**SET PROBLEM**
Check each line of the records below for the word "dried" and copy those where it appears.

**INPUT FOR THIS TASK**
****

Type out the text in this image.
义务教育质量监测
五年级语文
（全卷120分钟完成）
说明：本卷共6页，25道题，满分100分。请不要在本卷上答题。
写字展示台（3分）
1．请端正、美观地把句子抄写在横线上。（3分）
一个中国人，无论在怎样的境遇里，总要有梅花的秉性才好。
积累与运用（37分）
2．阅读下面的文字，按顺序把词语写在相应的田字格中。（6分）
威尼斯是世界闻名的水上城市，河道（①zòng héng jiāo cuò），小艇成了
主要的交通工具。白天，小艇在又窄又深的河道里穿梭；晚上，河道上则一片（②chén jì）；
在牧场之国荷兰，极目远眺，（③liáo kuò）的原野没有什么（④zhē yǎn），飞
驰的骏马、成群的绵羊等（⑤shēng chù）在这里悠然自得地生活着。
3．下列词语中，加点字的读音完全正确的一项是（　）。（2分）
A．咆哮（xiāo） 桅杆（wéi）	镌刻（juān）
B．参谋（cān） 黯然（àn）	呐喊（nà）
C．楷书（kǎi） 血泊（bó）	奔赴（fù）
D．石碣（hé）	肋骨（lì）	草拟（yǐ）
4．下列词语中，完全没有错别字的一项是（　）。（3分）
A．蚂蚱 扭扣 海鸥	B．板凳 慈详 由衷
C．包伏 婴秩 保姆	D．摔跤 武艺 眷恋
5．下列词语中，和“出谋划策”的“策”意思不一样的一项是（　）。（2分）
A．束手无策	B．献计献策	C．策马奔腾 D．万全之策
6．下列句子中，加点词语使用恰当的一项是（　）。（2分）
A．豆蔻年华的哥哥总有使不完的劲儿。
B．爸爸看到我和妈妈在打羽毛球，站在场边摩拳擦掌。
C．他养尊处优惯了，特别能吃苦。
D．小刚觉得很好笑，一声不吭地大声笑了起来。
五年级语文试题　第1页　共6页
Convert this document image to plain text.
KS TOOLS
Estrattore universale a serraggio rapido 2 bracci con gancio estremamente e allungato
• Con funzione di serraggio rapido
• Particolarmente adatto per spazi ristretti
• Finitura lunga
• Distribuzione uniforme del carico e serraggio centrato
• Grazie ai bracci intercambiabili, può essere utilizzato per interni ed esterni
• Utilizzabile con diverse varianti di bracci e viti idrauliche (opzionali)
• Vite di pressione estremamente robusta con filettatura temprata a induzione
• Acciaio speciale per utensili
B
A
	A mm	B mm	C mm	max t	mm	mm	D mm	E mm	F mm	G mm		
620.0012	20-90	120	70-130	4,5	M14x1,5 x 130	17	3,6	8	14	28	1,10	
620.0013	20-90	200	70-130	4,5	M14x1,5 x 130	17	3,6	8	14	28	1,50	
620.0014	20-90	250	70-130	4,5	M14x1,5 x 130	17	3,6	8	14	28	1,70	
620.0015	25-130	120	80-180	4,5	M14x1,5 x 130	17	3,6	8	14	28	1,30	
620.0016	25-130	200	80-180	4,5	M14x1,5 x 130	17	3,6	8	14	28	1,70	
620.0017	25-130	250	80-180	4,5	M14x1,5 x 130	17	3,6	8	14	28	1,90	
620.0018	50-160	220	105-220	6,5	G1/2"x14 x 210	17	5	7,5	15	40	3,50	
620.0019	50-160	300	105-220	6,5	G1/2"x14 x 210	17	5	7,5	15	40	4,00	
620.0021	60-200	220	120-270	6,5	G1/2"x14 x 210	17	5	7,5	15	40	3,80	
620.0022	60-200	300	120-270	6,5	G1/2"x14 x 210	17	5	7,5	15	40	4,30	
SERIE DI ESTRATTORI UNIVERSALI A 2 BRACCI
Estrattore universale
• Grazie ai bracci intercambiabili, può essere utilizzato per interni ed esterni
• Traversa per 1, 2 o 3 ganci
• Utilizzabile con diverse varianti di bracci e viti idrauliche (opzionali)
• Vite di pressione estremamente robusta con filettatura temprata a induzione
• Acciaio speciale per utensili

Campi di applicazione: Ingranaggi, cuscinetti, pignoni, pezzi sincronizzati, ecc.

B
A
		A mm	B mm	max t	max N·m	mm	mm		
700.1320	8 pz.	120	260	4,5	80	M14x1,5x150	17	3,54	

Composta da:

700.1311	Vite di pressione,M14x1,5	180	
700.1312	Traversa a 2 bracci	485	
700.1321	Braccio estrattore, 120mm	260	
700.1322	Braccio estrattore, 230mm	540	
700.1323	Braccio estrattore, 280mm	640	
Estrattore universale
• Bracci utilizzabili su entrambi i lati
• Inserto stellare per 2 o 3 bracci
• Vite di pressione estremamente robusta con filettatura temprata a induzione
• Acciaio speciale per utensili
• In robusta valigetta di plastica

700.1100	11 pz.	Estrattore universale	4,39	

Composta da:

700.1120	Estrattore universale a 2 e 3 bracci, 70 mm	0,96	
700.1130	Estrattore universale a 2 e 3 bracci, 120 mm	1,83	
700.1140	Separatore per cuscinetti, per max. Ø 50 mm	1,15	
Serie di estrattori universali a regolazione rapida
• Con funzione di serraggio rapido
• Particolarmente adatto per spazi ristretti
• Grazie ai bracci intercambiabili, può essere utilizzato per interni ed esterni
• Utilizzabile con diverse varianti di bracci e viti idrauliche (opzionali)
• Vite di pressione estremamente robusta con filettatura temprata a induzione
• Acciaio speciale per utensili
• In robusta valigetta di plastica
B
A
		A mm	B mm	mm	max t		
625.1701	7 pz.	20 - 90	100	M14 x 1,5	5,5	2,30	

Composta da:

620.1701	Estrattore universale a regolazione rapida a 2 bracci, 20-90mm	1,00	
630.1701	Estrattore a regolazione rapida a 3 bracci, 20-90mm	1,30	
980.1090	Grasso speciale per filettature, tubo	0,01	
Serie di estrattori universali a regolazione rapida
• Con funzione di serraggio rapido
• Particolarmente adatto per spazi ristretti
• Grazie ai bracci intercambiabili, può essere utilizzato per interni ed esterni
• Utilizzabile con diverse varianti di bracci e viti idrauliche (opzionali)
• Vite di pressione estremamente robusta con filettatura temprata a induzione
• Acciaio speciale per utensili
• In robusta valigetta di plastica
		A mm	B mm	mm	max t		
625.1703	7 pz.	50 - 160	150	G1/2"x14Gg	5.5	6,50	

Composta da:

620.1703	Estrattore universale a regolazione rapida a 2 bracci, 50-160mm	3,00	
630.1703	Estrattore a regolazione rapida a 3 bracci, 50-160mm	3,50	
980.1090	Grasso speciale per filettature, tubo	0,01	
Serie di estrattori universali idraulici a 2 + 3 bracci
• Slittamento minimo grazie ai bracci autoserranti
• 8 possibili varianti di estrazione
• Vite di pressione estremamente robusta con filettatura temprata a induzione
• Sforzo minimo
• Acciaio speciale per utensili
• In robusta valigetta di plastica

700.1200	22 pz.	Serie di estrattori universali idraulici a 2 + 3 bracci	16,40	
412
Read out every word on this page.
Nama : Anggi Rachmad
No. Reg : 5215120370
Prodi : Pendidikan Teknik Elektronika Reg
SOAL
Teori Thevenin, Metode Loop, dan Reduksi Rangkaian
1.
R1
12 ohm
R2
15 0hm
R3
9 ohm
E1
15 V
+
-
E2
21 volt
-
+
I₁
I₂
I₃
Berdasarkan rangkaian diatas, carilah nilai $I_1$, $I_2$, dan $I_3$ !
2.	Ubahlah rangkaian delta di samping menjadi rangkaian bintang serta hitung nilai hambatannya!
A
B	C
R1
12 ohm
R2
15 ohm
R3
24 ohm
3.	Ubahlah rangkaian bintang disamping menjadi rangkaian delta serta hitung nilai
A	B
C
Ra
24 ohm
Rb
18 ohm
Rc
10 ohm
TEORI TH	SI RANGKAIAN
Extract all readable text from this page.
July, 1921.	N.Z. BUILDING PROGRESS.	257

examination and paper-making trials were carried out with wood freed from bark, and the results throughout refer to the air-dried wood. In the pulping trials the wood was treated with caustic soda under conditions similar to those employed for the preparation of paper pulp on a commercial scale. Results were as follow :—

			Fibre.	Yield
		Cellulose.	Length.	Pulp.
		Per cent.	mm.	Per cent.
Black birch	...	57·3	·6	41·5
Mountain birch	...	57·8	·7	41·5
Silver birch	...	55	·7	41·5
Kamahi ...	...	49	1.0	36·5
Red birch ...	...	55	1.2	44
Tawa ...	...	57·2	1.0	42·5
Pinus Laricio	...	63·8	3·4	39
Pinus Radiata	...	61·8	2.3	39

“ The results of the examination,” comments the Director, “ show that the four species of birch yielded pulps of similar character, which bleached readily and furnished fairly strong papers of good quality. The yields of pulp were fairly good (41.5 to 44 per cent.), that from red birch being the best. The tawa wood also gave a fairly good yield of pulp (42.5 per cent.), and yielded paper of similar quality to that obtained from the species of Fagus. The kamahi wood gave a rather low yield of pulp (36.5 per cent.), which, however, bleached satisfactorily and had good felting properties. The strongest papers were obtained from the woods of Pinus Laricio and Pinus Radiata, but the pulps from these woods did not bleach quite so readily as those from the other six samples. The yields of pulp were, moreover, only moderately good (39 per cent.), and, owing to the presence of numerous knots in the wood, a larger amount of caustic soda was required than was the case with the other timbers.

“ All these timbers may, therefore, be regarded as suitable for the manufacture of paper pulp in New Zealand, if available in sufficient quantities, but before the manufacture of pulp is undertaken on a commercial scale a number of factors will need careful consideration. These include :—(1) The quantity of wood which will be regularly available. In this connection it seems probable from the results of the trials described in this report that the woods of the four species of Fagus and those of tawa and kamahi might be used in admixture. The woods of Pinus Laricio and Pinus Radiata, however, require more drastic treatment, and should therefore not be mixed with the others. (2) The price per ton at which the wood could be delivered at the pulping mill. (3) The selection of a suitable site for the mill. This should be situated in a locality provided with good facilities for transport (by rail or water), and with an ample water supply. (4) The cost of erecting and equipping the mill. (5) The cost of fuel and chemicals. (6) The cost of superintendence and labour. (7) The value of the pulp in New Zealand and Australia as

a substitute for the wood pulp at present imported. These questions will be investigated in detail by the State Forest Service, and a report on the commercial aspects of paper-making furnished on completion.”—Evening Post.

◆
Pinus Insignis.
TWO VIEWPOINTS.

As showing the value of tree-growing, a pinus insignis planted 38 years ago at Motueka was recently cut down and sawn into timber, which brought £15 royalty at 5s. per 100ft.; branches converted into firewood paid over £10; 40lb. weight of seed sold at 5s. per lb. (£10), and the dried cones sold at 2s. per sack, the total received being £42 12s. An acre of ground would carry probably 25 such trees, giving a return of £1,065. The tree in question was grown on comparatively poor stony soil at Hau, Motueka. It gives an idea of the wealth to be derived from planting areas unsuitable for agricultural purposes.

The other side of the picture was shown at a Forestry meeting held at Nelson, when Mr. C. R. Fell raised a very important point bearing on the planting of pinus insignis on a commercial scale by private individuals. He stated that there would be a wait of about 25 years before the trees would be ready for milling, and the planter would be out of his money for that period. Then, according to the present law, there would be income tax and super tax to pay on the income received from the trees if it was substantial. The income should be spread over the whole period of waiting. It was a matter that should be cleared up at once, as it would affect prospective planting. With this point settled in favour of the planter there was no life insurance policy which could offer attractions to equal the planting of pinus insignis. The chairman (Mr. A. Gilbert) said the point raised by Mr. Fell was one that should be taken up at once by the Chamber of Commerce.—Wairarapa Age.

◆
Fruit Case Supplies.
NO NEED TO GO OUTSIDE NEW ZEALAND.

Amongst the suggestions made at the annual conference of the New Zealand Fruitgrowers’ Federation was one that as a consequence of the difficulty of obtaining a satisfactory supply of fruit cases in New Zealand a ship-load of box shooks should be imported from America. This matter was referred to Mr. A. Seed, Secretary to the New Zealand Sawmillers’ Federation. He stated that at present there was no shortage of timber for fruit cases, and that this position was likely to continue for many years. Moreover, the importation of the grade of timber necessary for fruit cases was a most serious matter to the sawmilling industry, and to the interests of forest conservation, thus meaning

****

**OUTPUT FOR THIS EXERCISE**
examination and paper-making trials were carried out with wood freed from bark, and the results throughout refer to the air-dried wood. In the pulping trials the wood was treated with caustic soda under conditions similar to those employed for the preparation of paper pulp on a commercial scale. Results were as follow :—
As showing the value of tree-growing, a pinus insignis planted 38 years ago at Motueka was recently cut down and sawn into timber, which brought £15 royalty at 5s. per 100ft.; branches converted into firewood paid over £10; 40lb. weight of seed sold at 5s. per lb. (£10), and the dried cones sold at 2s. per sack, the total received being £42 12s. An acre of ground would carry probably 25 such trees, giving a return of £1,065. The tree in question was grown on comparatively poor stony soil at Hau, Motueka. It gives an idea of the wealth to be derived from planting areas unsuitable for agricultural purposes.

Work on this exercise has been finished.